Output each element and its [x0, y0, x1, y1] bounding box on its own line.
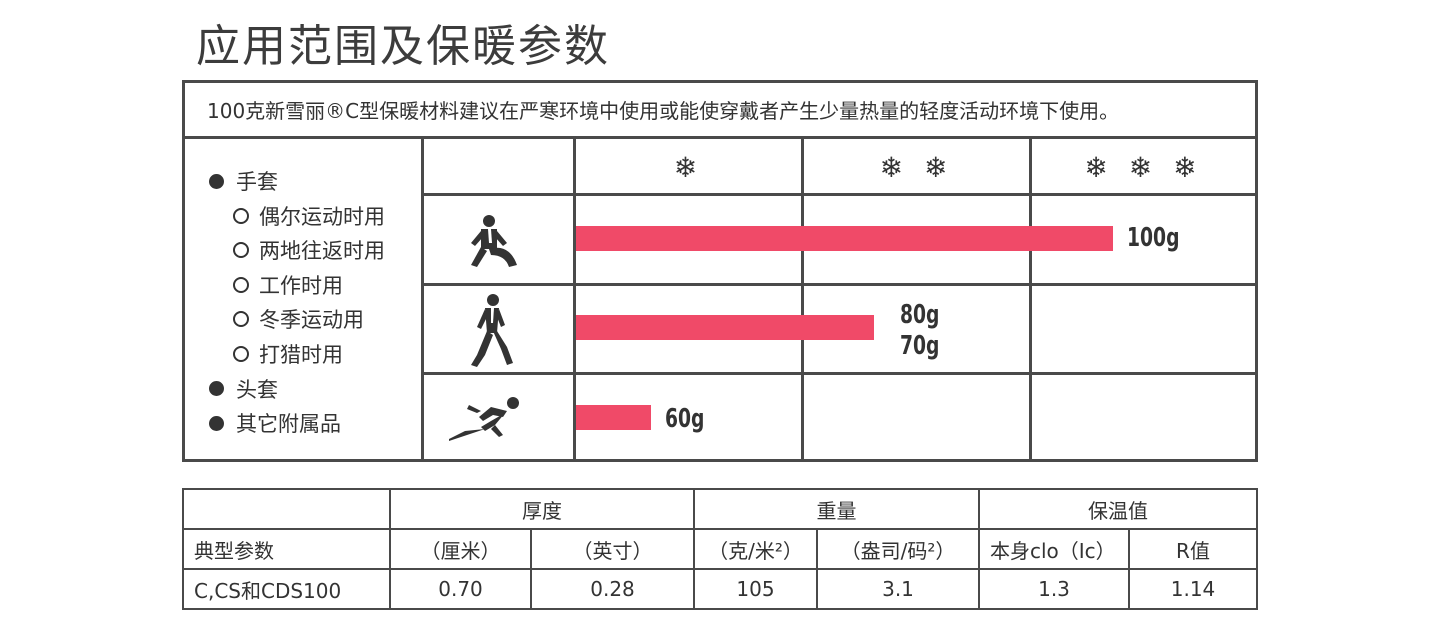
application-panel: 100克新雪丽®C型保暖材料建议在严寒环境中使用或能使穿戴者产生少量热量的轻度活…: [182, 80, 1258, 462]
list-item: 工作时用: [209, 269, 385, 304]
table-cell: 0.70: [389, 568, 532, 610]
grid-line: [573, 139, 576, 462]
weight-label: 80g: [900, 300, 940, 330]
bar-100g: [576, 226, 1113, 251]
bar-60g: [576, 405, 651, 430]
table-header: （盎司/码²）: [816, 528, 980, 570]
open-bullet-icon: [233, 276, 249, 293]
walking-person-icon: [471, 294, 513, 367]
table-cell: C,CS和CDS100: [182, 568, 391, 610]
list-item: 其它附属品: [209, 407, 385, 442]
weight-label: 60g: [665, 404, 705, 434]
grid-line: [1029, 139, 1032, 462]
list-item: 打猎时用: [209, 338, 385, 373]
open-bullet-icon: [233, 242, 249, 259]
grid-line: [801, 139, 804, 462]
list-item: 冬季运动用: [209, 303, 385, 338]
filled-bullet-icon: [209, 173, 224, 189]
snowflake-icon: ❄: [673, 151, 704, 184]
table-header: 厚度: [389, 488, 695, 530]
open-bullet-icon: [233, 311, 249, 328]
bar-80g-70g: [576, 315, 874, 340]
filled-bullet-icon: [209, 415, 224, 431]
grid-line: [421, 139, 424, 462]
list-item: 偶尔运动时用: [209, 200, 385, 235]
filled-bullet-icon: [209, 381, 224, 397]
grid-line: [421, 283, 1255, 286]
table-cell: 1.3: [978, 568, 1130, 610]
parameters-table: 厚度 重量 保温值 典型参数 （厘米） （英寸） （克/米²） （盎司/码²） …: [182, 488, 1258, 610]
application-list: 手套 偶尔运动时用 两地往返时用 工作时用 冬季运动用 打猎时用 头套 其它附属…: [209, 165, 385, 442]
table-header-row: 厚度 重量 保温值: [182, 488, 1258, 530]
table-cell: 105: [693, 568, 818, 610]
table-header: R值: [1128, 528, 1258, 570]
table-header: （克/米²）: [693, 528, 818, 570]
open-bullet-icon: [233, 207, 249, 224]
running-person-icon: [449, 397, 519, 441]
table-header: （厘米）: [389, 528, 532, 570]
table-header: 本身clo（Ic）: [978, 528, 1130, 570]
table-cell: 0.28: [530, 568, 695, 610]
table-cell: 1.14: [1128, 568, 1258, 610]
table-header: 典型参数: [182, 528, 391, 570]
table-header: 保温值: [978, 488, 1258, 530]
open-bullet-icon: [233, 345, 249, 362]
weight-label: 100g: [1127, 223, 1180, 253]
list-item: 手套: [209, 165, 385, 200]
table-cell: 3.1: [816, 568, 980, 610]
table-header: [182, 488, 391, 530]
page-title: 应用范围及保暖参数: [196, 21, 610, 72]
list-item: 两地往返时用: [209, 234, 385, 269]
weight-label: 70g: [900, 331, 940, 361]
snowflake-icon: ❄ ❄ ❄: [1084, 151, 1203, 184]
list-item: 头套: [209, 373, 385, 408]
table-subheader-row: 典型参数 （厘米） （英寸） （克/米²） （盎司/码²） 本身clo（Ic） …: [182, 528, 1258, 570]
table-header: （英寸）: [530, 528, 695, 570]
table-header: 重量: [693, 488, 980, 530]
intro-text: 100克新雪丽®C型保暖材料建议在严寒环境中使用或能使穿戴者产生少量热量的轻度活…: [185, 83, 1255, 139]
snowflake-icon: ❄ ❄: [879, 151, 954, 184]
grid-line: [421, 372, 1255, 375]
sitting-person-icon: [471, 215, 517, 267]
table-row: C,CS和CDS100 0.70 0.28 105 3.1 1.3 1.14: [182, 568, 1258, 610]
grid-line: [421, 193, 1255, 196]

- - - -

Write out all of the entries above again, replacing every "grid-line" with "divider-line" and keeping everything else the same. Leave out the pictures.

Output each element and its [x0, y0, x1, y1] bounding box on its own line.
application-panel: 100克新雪丽®C型保暖材料建议在严寒环境中使用或能使穿戴者产生少量热量的轻度活…: [182, 80, 1258, 462]
list-item: 工作时用: [209, 269, 385, 304]
table-cell: 0.70: [389, 568, 532, 610]
divider-line: [573, 139, 576, 462]
weight-label: 80g: [900, 300, 940, 330]
bar-100g: [576, 226, 1113, 251]
bar-60g: [576, 405, 651, 430]
table-header: （盎司/码²）: [816, 528, 980, 570]
open-bullet-icon: [233, 276, 249, 293]
walking-person-icon: [471, 294, 513, 367]
table-cell: C,CS和CDS100: [182, 568, 391, 610]
list-item: 其它附属品: [209, 407, 385, 442]
weight-label: 60g: [665, 404, 705, 434]
divider-line: [1029, 139, 1032, 462]
list-item: 打猎时用: [209, 338, 385, 373]
open-bullet-icon: [233, 242, 249, 259]
divider-line: [801, 139, 804, 462]
list-item: 冬季运动用: [209, 303, 385, 338]
filled-bullet-icon: [209, 173, 224, 189]
snowflake-icon: ❄: [673, 151, 704, 184]
table-header: 厚度: [389, 488, 695, 530]
open-bullet-icon: [233, 311, 249, 328]
bar-80g-70g: [576, 315, 874, 340]
filled-bullet-icon: [209, 415, 224, 431]
divider-line: [421, 139, 424, 462]
list-item: 偶尔运动时用: [209, 200, 385, 235]
filled-bullet-icon: [209, 381, 224, 397]
divider-line: [421, 283, 1255, 286]
table-cell: 1.3: [978, 568, 1130, 610]
parameters-table: 厚度 重量 保温值 典型参数 （厘米） （英寸） （克/米²） （盎司/码²） …: [182, 488, 1258, 610]
application-list: 手套 偶尔运动时用 两地往返时用 工作时用 冬季运动用 打猎时用 头套 其它附属…: [209, 165, 385, 442]
table-header-row: 厚度 重量 保温值: [182, 488, 1258, 530]
table-cell: 105: [693, 568, 818, 610]
table-header: R值: [1128, 528, 1258, 570]
table-header: （克/米²）: [693, 528, 818, 570]
open-bullet-icon: [233, 207, 249, 224]
running-person-icon: [449, 397, 519, 441]
table-header: （厘米）: [389, 528, 532, 570]
table-header: 本身clo（Ic）: [978, 528, 1130, 570]
table-cell: 0.28: [530, 568, 695, 610]
table-cell: 1.14: [1128, 568, 1258, 610]
table-header: 典型参数: [182, 528, 391, 570]
table-header: 保温值: [978, 488, 1258, 530]
open-bullet-icon: [233, 345, 249, 362]
weight-label: 100g: [1127, 223, 1180, 253]
list-item: 手套: [209, 165, 385, 200]
table-cell: 3.1: [816, 568, 980, 610]
table-header: [182, 488, 391, 530]
page-title: 应用范围及保暖参数: [196, 21, 610, 72]
list-item: 两地往返时用: [209, 234, 385, 269]
weight-label: 70g: [900, 331, 940, 361]
snowflake-icon: ❄ ❄ ❄: [1084, 151, 1203, 184]
list-item: 头套: [209, 373, 385, 408]
table-subheader-row: 典型参数 （厘米） （英寸） （克/米²） （盎司/码²） 本身clo（Ic） …: [182, 528, 1258, 570]
table-header: （英寸）: [530, 528, 695, 570]
table-header: 重量: [693, 488, 980, 530]
intro-text: 100克新雪丽®C型保暖材料建议在严寒环境中使用或能使穿戴者产生少量热量的轻度活…: [185, 83, 1255, 139]
snowflake-icon: ❄ ❄: [879, 151, 954, 184]
divider-line: [421, 372, 1255, 375]
sitting-person-icon: [471, 215, 517, 267]
table-row: C,CS和CDS100 0.70 0.28 105 3.1 1.3 1.14: [182, 568, 1258, 610]
divider-line: [421, 193, 1255, 196]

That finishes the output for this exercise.